> REQUIRED TASK
Could you write out the records below exactly as they appear?

(Collected data entries)
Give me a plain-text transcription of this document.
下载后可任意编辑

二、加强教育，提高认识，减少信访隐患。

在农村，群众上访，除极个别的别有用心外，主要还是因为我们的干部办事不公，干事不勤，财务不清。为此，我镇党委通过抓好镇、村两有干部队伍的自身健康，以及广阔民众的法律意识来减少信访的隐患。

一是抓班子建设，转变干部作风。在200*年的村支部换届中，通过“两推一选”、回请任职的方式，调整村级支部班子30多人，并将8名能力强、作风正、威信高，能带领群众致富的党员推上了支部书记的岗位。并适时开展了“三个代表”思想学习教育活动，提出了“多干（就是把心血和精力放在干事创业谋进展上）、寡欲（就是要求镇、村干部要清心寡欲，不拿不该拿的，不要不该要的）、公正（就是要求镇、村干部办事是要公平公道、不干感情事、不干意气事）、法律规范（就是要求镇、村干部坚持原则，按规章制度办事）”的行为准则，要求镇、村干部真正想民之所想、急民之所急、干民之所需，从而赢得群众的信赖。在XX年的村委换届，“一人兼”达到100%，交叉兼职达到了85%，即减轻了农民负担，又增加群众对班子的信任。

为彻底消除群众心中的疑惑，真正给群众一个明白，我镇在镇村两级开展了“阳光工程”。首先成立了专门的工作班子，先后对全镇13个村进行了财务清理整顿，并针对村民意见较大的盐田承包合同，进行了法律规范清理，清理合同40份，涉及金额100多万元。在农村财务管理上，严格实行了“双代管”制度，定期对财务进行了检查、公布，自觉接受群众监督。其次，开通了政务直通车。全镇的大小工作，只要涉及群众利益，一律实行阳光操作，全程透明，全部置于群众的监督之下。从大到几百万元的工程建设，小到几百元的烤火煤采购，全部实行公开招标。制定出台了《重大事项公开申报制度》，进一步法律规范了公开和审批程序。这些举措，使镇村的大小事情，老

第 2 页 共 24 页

> COMPLETED TASK
Give me a plain-text transcription of this document.
下载后可任意编辑

二、加强教育，提高认识，减少信访隐患。

在农村，群众上访，除极个别的别有用心外，主要还是因为我们的干部办事不公，干事不勤，财务不清。为此，我镇党委通过抓好镇、村两有干部队伍的自身健康，以及广阔民众的法律意识来减少信访的隐患。

一是抓班子建设，转变干部作风。在200*年的村支部换届中，通过“两推一选”、回请任职的方式，调整村级支部班子30多人，并将8名能力强、作风正、威信高，能带领群众致富的党员推上了支部书记的岗位。并适时开展了“三个代表”思想学习教育活动，提出了“多干（就是把心血和精力放在干事创业谋进展上）、寡欲（就是要求镇、村干部要清心寡欲，不拿不该拿的，不要不该要的）、公正（就是要求镇、村干部办事是要公平公道、不干感情事、不干意气事）、法律规范（就是要求镇、村干部坚持原则，按规章制度办事）”的行为准则，要求镇、村干部真正想民之所想、急民之所急、干民之所需，从而赢得群众的信赖。在XX年的村委换届，“一人兼”达到100%，交叉兼职达到了85%，即减轻了农民负担，又增加群众对班子的信任。

为彻底消除群众心中的疑惑，真正给群众一个明白，我镇在镇村两级开展了“阳光工程”。首先成立了专门的工作班子，先后对全镇13个村进行了财务清理整顿，并针对村民意见较大的盐田承包合同，进行了法律规范清理，清理合同40份，涉及金额100多万元。在农村财务管理上，严格实行了“双代管”制度，定期对财务进行了检查、公布，自觉接受群众监督。其次，开通了政务直通车。全镇的大小工作，只要涉及群众利益，一律实行阳光操作，全程透明，全部置于群众的监督之下。从大到几百万元的工程建设，小到几百元的烤火煤采购，全部实行公开招标。制定出台了《重大事项公开申报制度》，进一步法律规范了公开和审批程序。这些举措，使镇村的大小事情，老

第 2 页 共 24 页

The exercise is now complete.